## WHAT IS BEING ASKED
Output all of the records exactly as written.

[Dataset excerpt]
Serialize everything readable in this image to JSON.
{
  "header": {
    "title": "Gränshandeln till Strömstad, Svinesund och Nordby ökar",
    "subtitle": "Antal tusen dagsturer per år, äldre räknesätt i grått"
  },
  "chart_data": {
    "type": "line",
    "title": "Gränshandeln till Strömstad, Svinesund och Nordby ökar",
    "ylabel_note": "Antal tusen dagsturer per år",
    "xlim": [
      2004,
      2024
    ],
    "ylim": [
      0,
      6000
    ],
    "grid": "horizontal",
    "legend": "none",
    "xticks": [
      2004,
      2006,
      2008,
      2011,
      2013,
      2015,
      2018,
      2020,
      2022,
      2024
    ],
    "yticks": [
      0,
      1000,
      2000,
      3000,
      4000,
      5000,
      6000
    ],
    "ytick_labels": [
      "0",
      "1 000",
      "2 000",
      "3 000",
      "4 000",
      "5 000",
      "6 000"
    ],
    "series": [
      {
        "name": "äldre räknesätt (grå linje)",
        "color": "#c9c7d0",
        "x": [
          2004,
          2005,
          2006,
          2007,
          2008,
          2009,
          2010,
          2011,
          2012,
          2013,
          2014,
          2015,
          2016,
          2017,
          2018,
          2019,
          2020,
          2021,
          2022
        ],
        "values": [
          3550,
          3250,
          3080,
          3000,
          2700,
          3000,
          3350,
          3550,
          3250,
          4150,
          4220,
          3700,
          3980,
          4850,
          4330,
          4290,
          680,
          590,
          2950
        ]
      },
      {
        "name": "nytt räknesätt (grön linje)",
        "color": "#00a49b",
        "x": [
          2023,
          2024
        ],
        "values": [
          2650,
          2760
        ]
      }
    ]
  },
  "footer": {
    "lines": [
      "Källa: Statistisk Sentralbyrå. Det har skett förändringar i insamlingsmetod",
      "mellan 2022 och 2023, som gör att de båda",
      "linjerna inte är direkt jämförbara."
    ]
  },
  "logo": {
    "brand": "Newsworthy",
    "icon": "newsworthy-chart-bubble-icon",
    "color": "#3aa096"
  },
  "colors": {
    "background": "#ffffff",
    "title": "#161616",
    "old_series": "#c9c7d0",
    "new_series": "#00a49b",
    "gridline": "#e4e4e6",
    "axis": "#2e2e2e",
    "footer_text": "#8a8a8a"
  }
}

## EXERCISE SOLUTION
Serialize everything readable in this image to JSON.
{
  "header": {
    "title": "Gränshandeln till Strömstad, Svinesund och Nordby ökar",
    "subtitle": "Antal tusen dagsturer per år, äldre räknesätt i grått"
  },
  "chart_data": {
    "type": "line",
    "title": "Gränshandeln till Strömstad, Svinesund och Nordby ökar",
    "ylabel_note": "Antal tusen dagsturer per år",
    "xlim": [
      2004,
      2024
    ],
    "ylim": [
      0,
      6000
    ],
    "grid": "horizontal",
    "legend": "none",
    "xticks": [
      2004,
      2006,
      2008,
      2011,
      2013,
      2015,
      2018,
      2020,
      2022,
      2024
    ],
    "yticks": [
      0,
      1000,
      2000,
      3000,
      4000,
      5000,
      6000
    ],
    "ytick_labels": [
      "0",
      "1 000",
      "2 000",
      "3 000",
      "4 000",
      "5 000",
      "6 000"
    ],
    "series": [
      {
        "name": "äldre räknesätt (grå linje)",
        "color": "#c9c7d0",
        "x": [
          2004,
          2005,
          2006,
          2007,
          2008,
          2009,
          2010,
          2011,
          2012,
          2013,
          2014,
          2015,
          2016,
          2017,
          2018,
          2019,
          2020,
          2021,
          2022
        ],
        "values": [
          3550,
          3250,
          3080,
          3000,
          2700,
          3000,
          3350,
          3550,
          3250,
          4150,
          4220,
          3700,
          3980,
          4850,
          4330,
          4290,
          680,
          590,
          2950
        ]
      },
      {
        "name": "nytt räknesätt (grön linje)",
        "color": "#00a49b",
        "x": [
          2023,
          2024
        ],
        "values": [
          2650,
          2760
        ]
      }
    ]
  },
  "footer": {
    "lines": [
      "Källa: Statistisk Sentralbyrå. Det har skett förändringar i insamlingsmetod",
      "mellan 2022 och 2023, som gör att de båda",
      "linjerna inte är direkt jämförbara."
    ]
  },
  "logo": {
    "brand": "Newsworthy",
    "icon": "newsworthy-chart-bubble-icon",
    "color": "#3aa096"
  },
  "colors": {
    "background": "#ffffff",
    "title": "#161616",
    "old_series": "#c9c7d0",
    "new_series": "#00a49b",
    "gridline": "#e4e4e6",
    "axis": "#2e2e2e",
    "footer_text": "#8a8a8a"
  }
}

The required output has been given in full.